The data below should be printed in full, exactly, and without any of its images.
■ ■ ■
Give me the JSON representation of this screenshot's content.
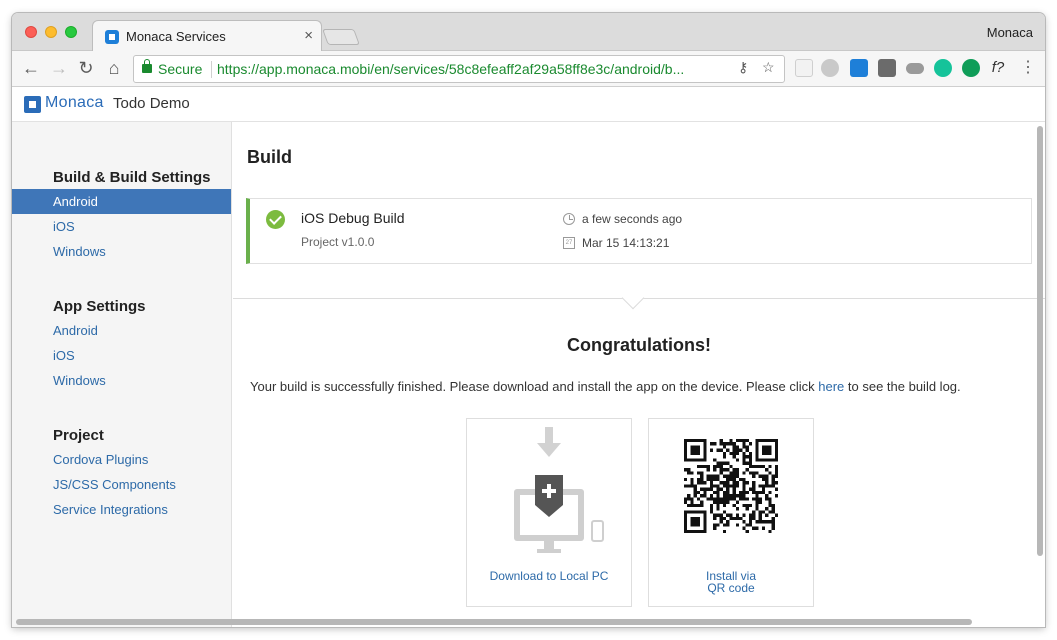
{
  "browser": {
    "tab_title": "Monaca Services",
    "tab_close": "×",
    "profile_name": "Monaca",
    "secure_label": "Secure",
    "url": "https://app.monaca.mobi/en/services/58c8efeaff2af29a58ff8e3c/android/b..."
  },
  "app": {
    "logo_text": "Monaca",
    "project_name": "Todo Demo"
  },
  "sidebar": {
    "sections": [
      {
        "title": "Build & Build Settings",
        "items": [
          "Android",
          "iOS",
          "Windows"
        ]
      },
      {
        "title": "App Settings",
        "items": [
          "Android",
          "iOS",
          "Windows"
        ]
      },
      {
        "title": "Project",
        "items": [
          "Cordova Plugins",
          "JS/CSS Components",
          "Service Integrations"
        ]
      }
    ],
    "active_item": "Build & Build Settings / Android"
  },
  "main": {
    "title": "Build",
    "build": {
      "name": "iOS Debug Build",
      "project_version": "Project v1.0.0",
      "relative_time": "a few seconds ago",
      "date": "Mar 15 14:13:21",
      "status_color": "#6ab04c"
    },
    "congrats_title": "Congratulations!",
    "message_before": "Your build is successfully finished. Please download and install the app on the device. Please click ",
    "message_link": "here",
    "message_after": " to see the build log.",
    "options": {
      "download_label": "Download to Local PC",
      "qr_label_line1": "Install via",
      "qr_label_line2": "QR code"
    }
  },
  "colors": {
    "accent": "#2b6cb8",
    "sidebar_active": "#3f76b8",
    "link": "#2d6aa8",
    "success": "#7cbb3f"
  }
}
■ ■ ■
CORRECT OUTPUT.
Give me the JSON representation of this screenshot's content.
{
  "browser": {
    "tab_title": "Monaca Services",
    "tab_close": "×",
    "profile_name": "Monaca",
    "secure_label": "Secure",
    "url": "https://app.monaca.mobi/en/services/58c8efeaff2af29a58ff8e3c/android/b..."
  },
  "app": {
    "logo_text": "Monaca",
    "project_name": "Todo Demo"
  },
  "sidebar": {
    "sections": [
      {
        "title": "Build & Build Settings",
        "items": [
          "Android",
          "iOS",
          "Windows"
        ]
      },
      {
        "title": "App Settings",
        "items": [
          "Android",
          "iOS",
          "Windows"
        ]
      },
      {
        "title": "Project",
        "items": [
          "Cordova Plugins",
          "JS/CSS Components",
          "Service Integrations"
        ]
      }
    ],
    "active_item": "Build & Build Settings / Android"
  },
  "main": {
    "title": "Build",
    "build": {
      "name": "iOS Debug Build",
      "project_version": "Project v1.0.0",
      "relative_time": "a few seconds ago",
      "date": "Mar 15 14:13:21",
      "status_color": "#6ab04c"
    },
    "congrats_title": "Congratulations!",
    "message_before": "Your build is successfully finished. Please download and install the app on the device. Please click ",
    "message_link": "here",
    "message_after": " to see the build log.",
    "options": {
      "download_label": "Download to Local PC",
      "qr_label_line1": "Install via",
      "qr_label_line2": "QR code"
    }
  },
  "colors": {
    "accent": "#2b6cb8",
    "sidebar_active": "#3f76b8",
    "link": "#2d6aa8",
    "success": "#7cbb3f"
  }
}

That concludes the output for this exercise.